Stored records:

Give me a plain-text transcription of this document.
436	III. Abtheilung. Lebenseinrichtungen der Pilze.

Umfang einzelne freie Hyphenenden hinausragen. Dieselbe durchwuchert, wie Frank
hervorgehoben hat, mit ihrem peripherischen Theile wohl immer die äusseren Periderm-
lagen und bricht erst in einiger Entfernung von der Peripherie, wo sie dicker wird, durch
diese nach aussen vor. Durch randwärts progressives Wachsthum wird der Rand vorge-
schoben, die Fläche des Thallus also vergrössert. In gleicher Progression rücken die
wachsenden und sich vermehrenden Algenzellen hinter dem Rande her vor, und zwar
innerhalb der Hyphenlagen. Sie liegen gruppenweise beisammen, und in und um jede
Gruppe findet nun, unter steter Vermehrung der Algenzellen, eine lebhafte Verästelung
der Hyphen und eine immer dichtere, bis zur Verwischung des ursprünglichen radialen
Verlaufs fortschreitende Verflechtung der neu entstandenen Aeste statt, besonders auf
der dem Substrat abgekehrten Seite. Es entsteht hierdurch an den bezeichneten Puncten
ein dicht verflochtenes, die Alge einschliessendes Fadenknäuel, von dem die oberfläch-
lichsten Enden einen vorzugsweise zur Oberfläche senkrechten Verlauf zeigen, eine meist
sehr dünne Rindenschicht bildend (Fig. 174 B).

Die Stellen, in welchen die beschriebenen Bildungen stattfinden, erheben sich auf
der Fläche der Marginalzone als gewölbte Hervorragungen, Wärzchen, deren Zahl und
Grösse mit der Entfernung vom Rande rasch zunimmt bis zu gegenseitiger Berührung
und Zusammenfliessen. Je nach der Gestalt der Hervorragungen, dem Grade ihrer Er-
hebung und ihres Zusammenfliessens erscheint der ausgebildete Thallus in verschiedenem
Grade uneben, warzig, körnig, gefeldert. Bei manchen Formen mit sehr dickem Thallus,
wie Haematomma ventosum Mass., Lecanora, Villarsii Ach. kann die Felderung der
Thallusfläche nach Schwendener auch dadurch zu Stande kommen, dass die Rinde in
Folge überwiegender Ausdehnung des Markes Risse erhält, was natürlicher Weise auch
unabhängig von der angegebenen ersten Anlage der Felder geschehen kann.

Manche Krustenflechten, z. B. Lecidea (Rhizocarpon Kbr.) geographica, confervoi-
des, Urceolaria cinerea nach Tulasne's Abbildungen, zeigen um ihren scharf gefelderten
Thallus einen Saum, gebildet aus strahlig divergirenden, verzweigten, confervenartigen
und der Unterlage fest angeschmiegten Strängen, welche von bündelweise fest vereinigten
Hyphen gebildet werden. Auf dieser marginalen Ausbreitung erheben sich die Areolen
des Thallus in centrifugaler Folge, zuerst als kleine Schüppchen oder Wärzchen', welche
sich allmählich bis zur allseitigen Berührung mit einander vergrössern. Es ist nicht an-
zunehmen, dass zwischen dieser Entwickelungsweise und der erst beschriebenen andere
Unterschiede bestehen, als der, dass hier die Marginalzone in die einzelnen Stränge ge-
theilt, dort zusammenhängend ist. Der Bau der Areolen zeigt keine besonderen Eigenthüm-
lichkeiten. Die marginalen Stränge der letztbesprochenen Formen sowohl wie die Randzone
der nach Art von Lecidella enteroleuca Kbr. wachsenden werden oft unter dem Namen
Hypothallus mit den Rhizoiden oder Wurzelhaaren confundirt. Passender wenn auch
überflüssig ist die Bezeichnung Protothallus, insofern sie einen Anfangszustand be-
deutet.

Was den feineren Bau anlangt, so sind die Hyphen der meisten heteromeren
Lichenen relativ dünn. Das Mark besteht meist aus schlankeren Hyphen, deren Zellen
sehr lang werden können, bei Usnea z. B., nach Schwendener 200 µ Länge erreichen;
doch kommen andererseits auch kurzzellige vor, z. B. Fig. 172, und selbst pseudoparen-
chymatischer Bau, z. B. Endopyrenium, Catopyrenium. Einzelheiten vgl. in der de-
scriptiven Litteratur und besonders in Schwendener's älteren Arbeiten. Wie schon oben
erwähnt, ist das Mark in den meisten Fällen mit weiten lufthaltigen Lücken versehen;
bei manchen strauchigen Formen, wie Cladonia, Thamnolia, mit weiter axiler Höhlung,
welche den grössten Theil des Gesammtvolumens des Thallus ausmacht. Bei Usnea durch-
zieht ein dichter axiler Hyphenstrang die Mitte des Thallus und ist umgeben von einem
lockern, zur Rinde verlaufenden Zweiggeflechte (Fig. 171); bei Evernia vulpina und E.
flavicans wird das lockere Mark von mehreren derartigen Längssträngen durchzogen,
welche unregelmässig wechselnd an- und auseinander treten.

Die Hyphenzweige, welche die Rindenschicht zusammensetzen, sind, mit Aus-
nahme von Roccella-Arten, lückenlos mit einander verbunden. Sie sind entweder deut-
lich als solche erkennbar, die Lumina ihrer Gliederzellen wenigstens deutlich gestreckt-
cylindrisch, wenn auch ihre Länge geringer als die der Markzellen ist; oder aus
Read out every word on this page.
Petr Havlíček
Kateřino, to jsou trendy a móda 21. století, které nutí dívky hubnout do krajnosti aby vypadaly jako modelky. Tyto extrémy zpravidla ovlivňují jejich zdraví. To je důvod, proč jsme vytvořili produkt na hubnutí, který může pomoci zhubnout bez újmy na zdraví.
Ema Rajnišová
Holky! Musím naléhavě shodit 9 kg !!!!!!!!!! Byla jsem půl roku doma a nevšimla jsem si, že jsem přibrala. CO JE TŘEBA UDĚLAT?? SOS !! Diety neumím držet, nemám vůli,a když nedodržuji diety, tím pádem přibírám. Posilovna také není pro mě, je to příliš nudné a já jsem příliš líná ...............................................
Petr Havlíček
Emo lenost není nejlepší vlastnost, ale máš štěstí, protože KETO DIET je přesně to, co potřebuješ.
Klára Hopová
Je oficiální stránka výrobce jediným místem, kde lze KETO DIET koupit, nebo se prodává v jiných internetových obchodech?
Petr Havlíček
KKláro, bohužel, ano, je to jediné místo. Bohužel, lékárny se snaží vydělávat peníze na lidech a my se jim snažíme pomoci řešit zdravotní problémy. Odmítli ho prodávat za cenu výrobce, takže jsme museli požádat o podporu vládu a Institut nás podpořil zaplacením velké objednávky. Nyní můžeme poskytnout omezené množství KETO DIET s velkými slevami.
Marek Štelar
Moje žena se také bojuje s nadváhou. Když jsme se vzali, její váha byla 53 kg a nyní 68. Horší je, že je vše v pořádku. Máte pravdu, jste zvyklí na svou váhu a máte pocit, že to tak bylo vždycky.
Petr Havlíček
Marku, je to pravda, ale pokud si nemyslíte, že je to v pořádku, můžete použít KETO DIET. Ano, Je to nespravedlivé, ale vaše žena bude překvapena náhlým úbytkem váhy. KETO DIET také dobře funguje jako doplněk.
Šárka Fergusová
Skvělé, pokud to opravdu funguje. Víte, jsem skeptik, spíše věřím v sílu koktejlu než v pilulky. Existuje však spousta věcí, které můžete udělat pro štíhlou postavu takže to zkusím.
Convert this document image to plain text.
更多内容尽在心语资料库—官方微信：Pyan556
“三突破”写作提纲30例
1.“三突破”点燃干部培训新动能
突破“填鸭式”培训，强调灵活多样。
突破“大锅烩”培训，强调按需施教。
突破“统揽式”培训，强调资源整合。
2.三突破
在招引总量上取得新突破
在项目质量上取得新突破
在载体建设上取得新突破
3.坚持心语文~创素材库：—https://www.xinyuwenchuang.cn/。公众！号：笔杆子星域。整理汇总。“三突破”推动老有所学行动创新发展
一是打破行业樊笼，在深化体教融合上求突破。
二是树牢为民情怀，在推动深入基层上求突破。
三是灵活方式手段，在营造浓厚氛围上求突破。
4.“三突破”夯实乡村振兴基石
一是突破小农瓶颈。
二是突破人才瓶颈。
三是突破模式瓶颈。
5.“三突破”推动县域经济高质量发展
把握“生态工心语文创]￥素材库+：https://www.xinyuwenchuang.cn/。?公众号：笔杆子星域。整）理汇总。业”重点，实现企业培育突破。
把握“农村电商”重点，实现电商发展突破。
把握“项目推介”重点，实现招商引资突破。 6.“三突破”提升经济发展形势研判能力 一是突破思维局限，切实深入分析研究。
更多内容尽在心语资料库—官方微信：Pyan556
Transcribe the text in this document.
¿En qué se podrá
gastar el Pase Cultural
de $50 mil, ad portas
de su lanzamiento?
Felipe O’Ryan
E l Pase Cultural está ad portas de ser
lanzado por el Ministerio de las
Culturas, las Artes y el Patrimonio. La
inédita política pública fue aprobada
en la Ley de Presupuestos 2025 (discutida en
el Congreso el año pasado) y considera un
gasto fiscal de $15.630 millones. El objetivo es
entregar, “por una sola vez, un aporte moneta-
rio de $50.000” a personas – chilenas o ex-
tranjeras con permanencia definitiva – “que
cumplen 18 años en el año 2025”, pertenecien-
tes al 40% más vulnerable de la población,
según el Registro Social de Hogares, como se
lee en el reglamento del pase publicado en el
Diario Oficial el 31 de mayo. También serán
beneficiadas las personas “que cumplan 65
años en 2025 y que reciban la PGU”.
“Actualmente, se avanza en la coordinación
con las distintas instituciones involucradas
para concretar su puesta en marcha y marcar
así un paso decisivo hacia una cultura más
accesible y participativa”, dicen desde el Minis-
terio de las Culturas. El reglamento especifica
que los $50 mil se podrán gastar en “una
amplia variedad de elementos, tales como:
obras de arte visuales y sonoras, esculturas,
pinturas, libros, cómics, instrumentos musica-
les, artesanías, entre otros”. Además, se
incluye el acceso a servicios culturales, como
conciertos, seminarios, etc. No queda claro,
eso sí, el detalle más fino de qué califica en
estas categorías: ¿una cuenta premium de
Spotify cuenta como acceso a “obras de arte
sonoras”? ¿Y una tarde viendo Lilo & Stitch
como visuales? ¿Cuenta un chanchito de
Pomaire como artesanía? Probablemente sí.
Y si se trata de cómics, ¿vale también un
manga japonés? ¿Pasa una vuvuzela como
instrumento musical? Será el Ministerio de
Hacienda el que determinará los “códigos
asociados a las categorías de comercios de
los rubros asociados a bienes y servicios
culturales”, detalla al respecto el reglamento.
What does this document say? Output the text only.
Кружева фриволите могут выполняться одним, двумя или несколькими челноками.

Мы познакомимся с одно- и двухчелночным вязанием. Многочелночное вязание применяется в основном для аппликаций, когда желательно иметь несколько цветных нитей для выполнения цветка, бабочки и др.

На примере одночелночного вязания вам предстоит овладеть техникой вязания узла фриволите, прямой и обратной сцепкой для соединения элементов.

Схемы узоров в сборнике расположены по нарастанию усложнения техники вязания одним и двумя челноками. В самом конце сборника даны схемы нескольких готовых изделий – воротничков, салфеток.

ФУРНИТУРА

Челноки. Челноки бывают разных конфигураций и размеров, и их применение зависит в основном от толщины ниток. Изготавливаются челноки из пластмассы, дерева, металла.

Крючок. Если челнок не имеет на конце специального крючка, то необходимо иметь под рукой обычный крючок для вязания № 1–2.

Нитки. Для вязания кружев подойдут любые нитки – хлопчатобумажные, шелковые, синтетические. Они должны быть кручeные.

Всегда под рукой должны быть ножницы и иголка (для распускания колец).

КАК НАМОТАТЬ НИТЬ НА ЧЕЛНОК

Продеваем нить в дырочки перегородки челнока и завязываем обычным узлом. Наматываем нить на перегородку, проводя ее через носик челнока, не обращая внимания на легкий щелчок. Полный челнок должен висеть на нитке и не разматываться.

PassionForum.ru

▶ [TASK INSTRUCTIONS]
Take every line from the data that contains the word "двумя".

▶ [THE RESPONSE]
Кружева фриволите могут выполняться одним, двумя или несколькими челноками.
Схемы узоров в сборнике расположены по нарастанию усложнения техники вязания одним и двумя челноками. В самом конце сборника даны схемы нескольких готовых изделий – воротничков, салфеток.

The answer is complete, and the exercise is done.